• _Problem to solve_
Extract the data exactly, missing nothing.

[Data excerpts]

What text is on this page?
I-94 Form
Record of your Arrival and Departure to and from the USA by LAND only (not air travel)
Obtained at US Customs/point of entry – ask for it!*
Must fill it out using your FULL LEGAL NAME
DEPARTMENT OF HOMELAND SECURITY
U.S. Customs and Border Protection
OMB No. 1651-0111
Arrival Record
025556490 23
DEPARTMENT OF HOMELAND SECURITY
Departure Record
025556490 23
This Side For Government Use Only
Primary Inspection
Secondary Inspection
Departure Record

• _Answer to the problem_
What text is on this page?
I-94 Form
Record of your Arrival and Departure to and from the USA by LAND only (not air travel)
Obtained at US Customs/point of entry – ask for it!*
Must fill it out using your FULL LEGAL NAME
DEPARTMENT OF HOMELAND SECURITY
U.S. Customs and Border Protection
OMB No. 1651-0111
Arrival Record
025556490 23
DEPARTMENT OF HOMELAND SECURITY
Departure Record
025556490 23
This Side For Government Use Only
Primary Inspection
Secondary Inspection
Departure Record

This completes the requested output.